Start of Dataset records
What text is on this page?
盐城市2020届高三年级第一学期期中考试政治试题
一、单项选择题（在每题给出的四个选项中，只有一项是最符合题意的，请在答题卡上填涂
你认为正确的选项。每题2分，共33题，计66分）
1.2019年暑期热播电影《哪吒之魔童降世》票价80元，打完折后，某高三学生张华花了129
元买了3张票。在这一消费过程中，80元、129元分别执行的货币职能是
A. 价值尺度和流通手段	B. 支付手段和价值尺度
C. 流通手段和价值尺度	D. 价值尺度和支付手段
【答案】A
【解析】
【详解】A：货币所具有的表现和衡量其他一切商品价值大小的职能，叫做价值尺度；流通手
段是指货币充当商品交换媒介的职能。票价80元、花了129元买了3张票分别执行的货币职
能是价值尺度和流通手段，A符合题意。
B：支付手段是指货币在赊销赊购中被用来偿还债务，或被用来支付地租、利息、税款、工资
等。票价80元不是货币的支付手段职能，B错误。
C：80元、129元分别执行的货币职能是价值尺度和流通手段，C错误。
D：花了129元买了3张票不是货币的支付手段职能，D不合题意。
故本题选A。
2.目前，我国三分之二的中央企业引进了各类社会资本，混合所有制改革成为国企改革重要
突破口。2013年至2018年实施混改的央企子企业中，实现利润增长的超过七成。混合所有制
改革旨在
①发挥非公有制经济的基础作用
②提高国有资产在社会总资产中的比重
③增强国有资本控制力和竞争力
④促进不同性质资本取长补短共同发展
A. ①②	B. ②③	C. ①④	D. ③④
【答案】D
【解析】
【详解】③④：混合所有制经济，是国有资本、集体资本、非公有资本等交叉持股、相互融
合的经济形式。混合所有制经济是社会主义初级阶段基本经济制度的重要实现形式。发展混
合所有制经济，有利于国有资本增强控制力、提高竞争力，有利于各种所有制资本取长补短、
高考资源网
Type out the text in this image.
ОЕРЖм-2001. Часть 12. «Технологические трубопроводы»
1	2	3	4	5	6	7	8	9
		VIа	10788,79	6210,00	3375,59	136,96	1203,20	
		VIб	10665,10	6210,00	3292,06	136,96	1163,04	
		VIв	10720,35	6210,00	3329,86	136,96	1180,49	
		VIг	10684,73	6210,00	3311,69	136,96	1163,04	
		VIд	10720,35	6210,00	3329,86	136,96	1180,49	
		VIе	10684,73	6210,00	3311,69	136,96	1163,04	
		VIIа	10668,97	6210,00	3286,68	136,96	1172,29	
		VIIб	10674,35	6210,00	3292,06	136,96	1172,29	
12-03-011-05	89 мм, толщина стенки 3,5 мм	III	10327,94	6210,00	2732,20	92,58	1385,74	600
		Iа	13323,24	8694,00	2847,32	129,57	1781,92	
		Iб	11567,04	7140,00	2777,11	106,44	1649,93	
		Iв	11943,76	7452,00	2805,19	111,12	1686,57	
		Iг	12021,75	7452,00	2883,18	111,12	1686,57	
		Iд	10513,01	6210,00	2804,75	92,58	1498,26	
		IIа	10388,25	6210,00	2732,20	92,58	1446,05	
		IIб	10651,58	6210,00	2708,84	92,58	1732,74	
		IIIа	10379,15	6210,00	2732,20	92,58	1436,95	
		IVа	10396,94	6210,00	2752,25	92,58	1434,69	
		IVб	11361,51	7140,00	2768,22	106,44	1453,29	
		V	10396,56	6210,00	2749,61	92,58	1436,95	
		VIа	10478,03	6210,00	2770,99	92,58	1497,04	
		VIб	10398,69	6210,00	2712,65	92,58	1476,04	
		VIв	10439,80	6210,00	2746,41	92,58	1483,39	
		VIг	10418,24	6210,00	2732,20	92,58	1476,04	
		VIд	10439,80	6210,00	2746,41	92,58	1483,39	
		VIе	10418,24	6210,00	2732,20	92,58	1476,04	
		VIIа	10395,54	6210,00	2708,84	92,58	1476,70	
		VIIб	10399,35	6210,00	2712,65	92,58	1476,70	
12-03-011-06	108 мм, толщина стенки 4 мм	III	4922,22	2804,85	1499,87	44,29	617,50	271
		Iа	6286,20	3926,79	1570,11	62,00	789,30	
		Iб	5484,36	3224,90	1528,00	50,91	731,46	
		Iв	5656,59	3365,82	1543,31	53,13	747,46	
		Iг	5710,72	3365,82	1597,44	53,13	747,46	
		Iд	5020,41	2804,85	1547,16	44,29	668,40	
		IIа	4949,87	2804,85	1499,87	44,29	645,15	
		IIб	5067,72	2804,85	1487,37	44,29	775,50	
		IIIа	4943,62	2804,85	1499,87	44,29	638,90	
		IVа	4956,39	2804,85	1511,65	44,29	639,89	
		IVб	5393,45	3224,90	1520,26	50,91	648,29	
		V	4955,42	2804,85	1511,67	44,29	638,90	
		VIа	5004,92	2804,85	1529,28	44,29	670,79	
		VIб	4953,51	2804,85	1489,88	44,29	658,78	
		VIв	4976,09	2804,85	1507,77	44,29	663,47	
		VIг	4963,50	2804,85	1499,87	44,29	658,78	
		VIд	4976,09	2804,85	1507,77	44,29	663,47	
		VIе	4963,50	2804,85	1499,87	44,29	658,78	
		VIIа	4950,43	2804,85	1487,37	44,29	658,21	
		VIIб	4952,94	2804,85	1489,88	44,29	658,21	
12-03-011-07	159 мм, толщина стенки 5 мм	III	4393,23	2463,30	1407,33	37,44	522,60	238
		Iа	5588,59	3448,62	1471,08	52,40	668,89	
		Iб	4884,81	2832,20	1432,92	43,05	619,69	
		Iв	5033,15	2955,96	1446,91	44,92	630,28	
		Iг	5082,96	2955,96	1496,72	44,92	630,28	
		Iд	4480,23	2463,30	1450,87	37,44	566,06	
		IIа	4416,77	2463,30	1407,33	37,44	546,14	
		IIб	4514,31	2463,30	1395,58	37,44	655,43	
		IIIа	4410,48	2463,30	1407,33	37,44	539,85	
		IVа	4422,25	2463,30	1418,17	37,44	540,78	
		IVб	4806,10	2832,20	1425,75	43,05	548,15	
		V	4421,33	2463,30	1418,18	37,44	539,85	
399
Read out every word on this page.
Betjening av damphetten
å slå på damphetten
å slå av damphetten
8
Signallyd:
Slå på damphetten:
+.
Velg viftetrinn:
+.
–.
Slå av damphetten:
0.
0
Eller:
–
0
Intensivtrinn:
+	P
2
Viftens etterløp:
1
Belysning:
End of Dataset records
- [Prompt]: Work out how many lines in the records above hold the string "text", then give only that count.

- [Complete response]: 2